_To do_
Where does the string "into" appear? Copy every line of the entries below that holds it.

------ Listed entries ------

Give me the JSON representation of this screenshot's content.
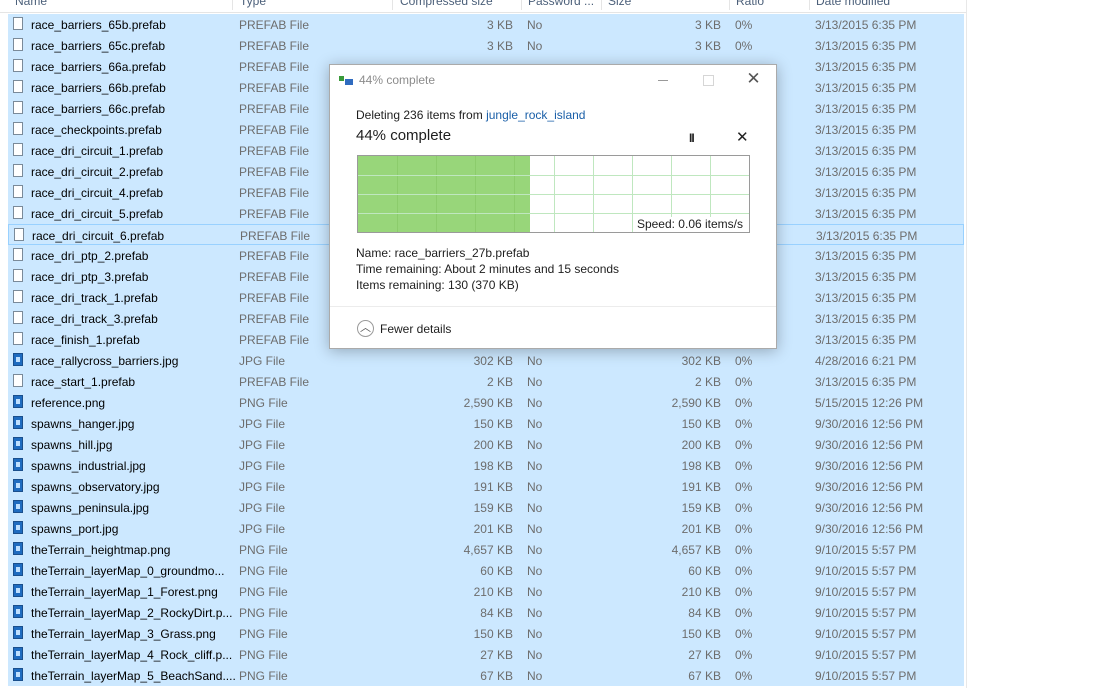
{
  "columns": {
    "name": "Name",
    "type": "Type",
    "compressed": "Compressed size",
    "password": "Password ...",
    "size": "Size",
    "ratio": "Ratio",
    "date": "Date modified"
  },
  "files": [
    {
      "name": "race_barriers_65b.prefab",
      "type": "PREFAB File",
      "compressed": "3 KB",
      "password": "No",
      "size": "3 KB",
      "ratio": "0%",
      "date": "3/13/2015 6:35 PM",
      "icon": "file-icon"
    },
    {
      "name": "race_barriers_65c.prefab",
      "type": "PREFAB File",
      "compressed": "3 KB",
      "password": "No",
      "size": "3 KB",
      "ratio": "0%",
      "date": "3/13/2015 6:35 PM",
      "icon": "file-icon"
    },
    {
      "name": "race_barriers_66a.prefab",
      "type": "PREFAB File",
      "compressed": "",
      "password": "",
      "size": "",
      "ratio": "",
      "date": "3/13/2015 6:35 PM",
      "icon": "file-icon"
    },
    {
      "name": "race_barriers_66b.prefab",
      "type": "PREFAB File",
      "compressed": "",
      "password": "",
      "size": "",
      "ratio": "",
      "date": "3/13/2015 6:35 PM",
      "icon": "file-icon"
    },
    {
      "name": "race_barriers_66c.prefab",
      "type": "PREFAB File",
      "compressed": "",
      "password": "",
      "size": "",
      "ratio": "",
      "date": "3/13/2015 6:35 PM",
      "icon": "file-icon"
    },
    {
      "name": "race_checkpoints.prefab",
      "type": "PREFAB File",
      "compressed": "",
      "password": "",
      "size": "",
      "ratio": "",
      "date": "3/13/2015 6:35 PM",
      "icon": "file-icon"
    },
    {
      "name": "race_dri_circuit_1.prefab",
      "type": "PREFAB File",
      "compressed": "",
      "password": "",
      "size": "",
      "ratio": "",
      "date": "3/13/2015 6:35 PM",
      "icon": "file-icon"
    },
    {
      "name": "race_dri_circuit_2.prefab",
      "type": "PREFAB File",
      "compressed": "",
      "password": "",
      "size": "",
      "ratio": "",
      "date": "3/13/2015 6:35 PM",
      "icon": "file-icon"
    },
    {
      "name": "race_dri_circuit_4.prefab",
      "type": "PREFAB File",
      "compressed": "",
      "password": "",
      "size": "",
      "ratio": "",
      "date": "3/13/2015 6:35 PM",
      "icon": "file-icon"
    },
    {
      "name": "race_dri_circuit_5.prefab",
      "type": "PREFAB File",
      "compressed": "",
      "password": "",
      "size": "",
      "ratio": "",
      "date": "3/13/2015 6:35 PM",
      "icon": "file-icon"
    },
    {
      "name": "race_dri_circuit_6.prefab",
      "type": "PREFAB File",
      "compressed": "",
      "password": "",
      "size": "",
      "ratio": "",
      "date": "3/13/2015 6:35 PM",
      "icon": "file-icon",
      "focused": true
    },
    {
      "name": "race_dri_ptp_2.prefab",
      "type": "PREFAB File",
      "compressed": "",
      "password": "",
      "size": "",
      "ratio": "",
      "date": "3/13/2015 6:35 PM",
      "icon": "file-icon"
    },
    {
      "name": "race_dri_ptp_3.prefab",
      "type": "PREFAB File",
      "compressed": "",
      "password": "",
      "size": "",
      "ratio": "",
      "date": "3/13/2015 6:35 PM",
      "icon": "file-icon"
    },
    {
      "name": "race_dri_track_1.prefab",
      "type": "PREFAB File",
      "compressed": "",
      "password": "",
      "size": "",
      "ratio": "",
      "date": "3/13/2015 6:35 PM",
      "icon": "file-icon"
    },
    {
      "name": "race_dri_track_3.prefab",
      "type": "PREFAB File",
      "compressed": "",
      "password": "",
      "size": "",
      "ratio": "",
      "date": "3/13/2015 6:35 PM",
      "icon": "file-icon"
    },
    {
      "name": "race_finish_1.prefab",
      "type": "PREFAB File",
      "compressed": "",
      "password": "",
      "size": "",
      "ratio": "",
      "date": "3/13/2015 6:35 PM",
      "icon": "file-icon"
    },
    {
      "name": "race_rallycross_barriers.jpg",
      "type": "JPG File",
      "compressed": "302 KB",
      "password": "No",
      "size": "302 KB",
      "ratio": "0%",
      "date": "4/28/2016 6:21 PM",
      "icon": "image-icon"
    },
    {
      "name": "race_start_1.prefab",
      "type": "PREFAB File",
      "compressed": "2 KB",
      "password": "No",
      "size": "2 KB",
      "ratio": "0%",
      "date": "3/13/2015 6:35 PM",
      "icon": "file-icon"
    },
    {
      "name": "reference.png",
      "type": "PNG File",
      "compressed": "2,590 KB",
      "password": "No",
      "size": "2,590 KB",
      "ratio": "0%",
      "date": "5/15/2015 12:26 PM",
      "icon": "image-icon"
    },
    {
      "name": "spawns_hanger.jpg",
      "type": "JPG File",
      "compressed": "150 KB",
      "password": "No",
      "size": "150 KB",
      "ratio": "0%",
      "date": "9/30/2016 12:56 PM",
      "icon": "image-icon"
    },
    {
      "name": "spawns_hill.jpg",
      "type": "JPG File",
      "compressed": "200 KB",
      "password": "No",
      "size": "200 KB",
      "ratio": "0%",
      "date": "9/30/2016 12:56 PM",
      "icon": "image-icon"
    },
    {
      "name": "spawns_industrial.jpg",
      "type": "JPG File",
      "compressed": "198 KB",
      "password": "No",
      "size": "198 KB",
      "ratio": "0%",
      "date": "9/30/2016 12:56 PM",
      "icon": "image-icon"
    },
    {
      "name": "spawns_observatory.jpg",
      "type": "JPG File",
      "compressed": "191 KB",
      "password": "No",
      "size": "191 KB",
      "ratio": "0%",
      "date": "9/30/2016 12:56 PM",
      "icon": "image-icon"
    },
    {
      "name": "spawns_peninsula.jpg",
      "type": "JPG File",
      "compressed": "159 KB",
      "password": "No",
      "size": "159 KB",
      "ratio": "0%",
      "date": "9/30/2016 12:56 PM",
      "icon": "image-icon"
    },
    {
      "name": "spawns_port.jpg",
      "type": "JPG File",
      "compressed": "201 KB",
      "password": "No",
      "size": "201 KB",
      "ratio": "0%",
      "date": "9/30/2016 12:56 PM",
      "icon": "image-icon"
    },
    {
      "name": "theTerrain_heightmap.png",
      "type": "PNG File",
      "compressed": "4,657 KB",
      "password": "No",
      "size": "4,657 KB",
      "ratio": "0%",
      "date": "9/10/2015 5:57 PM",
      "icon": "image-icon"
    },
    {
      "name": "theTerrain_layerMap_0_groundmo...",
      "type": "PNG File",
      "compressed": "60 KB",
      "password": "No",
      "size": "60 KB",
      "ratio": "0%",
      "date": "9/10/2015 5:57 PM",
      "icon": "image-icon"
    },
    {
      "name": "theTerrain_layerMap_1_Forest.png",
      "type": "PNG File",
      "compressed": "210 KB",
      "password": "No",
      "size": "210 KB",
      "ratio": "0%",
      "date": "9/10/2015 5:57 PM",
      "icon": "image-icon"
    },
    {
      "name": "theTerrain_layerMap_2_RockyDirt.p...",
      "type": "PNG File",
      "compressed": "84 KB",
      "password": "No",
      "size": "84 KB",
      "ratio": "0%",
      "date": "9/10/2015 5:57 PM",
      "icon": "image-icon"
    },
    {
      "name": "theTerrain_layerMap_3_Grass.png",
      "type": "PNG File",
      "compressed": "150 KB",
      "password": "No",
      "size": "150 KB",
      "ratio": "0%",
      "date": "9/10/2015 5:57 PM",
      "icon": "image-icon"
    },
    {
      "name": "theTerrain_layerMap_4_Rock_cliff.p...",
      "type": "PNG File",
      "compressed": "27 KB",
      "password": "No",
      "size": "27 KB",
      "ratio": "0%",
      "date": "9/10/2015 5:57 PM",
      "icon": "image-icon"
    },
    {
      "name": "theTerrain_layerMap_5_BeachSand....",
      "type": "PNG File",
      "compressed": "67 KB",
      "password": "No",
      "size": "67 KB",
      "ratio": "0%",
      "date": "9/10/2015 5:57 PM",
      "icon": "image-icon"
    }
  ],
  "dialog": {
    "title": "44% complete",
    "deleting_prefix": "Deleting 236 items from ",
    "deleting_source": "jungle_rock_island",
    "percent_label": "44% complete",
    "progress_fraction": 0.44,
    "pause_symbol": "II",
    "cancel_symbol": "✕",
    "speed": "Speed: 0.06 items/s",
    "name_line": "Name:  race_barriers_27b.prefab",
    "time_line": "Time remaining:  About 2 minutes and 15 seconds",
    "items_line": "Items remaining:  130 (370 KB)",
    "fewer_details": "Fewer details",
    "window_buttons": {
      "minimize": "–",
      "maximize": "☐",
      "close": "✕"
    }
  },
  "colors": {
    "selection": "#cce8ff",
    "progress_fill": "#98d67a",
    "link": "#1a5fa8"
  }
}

------
------ Listed entries ------

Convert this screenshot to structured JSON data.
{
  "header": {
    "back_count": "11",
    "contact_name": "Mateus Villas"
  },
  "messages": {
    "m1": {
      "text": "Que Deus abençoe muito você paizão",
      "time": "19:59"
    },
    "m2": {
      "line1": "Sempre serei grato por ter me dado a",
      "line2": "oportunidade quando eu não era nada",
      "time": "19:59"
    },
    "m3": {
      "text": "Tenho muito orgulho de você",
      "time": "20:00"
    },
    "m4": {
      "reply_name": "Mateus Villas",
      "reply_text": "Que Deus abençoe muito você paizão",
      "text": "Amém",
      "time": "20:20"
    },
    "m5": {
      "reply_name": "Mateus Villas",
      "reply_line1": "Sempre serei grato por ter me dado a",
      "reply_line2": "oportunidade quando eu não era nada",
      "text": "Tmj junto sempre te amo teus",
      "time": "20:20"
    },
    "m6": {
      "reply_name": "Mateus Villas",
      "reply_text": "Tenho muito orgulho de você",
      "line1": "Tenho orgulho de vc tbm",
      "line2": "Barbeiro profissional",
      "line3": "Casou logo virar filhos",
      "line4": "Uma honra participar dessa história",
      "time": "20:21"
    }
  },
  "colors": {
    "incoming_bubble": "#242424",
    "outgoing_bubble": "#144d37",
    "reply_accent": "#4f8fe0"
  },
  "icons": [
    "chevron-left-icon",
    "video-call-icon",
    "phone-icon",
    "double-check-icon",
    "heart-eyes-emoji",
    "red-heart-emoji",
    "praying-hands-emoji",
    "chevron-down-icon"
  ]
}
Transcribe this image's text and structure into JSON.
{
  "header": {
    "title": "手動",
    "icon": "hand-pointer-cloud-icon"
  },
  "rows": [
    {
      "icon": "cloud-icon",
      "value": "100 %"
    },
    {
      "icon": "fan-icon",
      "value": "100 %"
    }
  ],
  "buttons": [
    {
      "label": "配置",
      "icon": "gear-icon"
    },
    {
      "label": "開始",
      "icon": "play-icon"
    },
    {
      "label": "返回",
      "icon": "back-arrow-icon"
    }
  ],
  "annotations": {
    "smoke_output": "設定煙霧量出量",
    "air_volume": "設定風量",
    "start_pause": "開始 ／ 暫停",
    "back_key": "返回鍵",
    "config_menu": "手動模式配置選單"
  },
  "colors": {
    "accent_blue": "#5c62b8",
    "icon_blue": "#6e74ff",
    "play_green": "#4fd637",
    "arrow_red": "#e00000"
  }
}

------
------ Listed entries ------

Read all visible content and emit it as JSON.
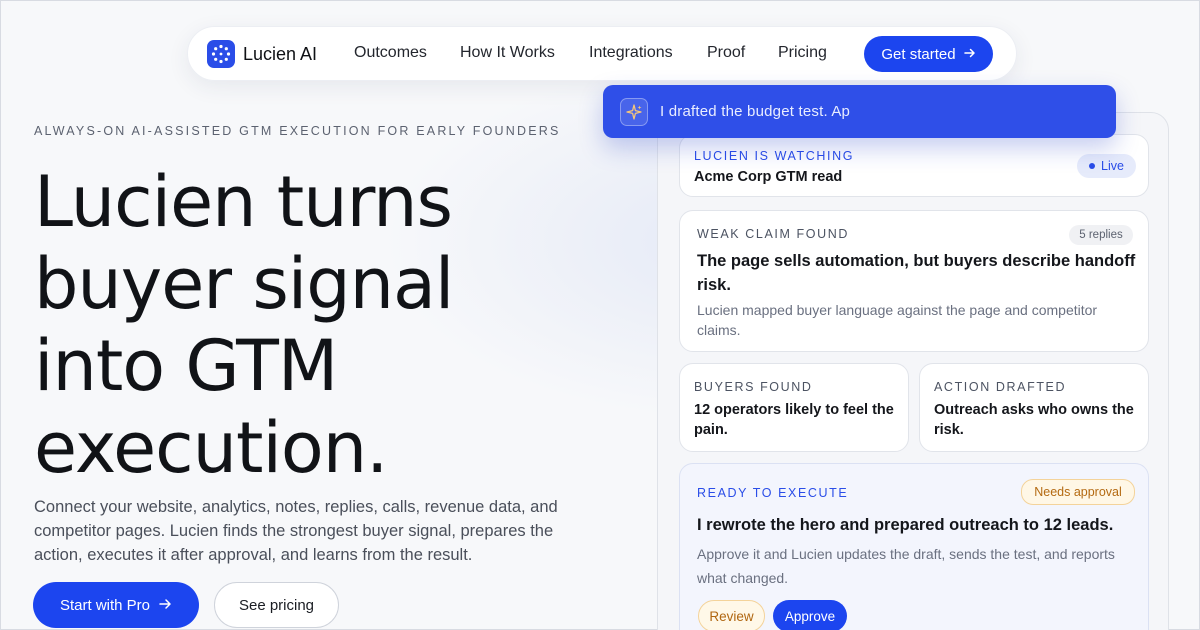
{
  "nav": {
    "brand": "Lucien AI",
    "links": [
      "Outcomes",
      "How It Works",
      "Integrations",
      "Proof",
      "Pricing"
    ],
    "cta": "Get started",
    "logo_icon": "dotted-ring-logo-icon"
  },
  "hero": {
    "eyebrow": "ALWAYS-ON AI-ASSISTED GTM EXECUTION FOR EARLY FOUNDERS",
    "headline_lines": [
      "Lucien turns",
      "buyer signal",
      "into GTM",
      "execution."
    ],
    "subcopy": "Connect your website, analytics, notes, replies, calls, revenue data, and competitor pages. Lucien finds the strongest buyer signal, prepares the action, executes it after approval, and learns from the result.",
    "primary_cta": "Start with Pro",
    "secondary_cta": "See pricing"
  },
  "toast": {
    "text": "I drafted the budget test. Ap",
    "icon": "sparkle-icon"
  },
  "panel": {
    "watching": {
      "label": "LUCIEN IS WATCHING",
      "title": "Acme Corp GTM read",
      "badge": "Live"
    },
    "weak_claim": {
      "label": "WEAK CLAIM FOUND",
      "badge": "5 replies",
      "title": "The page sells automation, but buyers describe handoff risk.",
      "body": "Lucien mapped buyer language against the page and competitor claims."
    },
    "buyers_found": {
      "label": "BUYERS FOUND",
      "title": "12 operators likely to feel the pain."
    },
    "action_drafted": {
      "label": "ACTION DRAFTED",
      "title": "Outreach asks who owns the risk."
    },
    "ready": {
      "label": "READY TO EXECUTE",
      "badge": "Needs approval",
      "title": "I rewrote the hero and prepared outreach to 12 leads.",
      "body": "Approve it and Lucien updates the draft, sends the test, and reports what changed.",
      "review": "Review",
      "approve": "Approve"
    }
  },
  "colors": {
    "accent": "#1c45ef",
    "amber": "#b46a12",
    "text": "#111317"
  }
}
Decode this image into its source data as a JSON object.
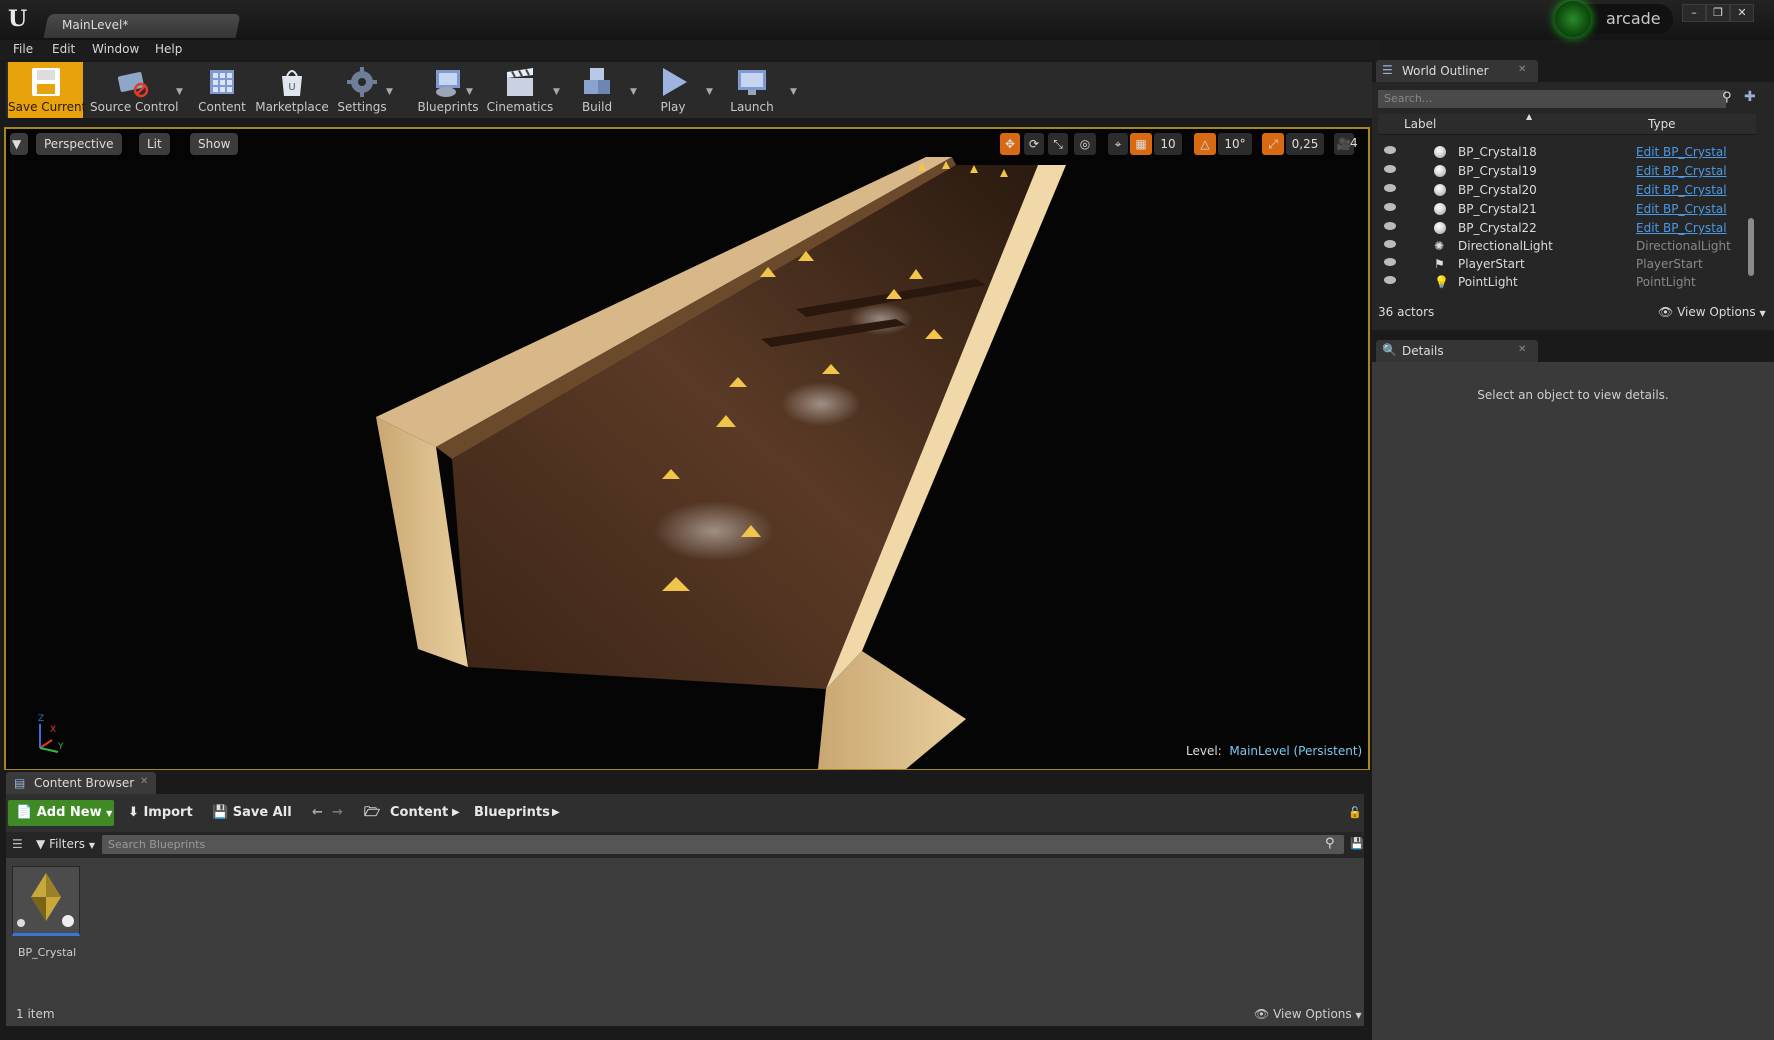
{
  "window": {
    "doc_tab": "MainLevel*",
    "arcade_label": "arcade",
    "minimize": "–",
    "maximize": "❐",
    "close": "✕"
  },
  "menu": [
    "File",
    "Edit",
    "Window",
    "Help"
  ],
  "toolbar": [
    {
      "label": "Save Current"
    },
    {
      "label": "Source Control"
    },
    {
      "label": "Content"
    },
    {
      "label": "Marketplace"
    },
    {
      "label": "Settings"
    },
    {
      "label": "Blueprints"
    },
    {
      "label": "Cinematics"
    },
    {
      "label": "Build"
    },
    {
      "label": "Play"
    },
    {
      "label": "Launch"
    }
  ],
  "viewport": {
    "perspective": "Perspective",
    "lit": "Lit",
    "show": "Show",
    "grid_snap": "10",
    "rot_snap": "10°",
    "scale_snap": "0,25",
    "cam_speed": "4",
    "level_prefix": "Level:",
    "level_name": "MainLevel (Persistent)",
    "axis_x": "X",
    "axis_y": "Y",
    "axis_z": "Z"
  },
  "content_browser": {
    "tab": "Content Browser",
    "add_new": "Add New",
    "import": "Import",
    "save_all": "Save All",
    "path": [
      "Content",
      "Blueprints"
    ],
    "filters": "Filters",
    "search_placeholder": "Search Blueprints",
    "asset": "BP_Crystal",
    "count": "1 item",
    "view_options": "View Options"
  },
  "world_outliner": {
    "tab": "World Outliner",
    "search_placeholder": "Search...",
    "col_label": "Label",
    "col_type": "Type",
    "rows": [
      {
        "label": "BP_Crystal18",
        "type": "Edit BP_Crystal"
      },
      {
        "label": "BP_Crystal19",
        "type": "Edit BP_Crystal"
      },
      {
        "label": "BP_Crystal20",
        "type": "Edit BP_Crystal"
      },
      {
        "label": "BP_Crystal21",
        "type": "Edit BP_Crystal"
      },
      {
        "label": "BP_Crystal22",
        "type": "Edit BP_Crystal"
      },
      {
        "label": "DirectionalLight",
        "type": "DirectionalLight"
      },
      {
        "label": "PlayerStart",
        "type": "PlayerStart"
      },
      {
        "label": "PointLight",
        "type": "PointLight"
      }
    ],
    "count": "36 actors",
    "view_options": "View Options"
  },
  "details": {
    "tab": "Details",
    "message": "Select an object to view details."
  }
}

------

_Reply_
Transcribe this image's text and structure into JSON.
      "into GTM",
Decode this image into its source data as a JSON object.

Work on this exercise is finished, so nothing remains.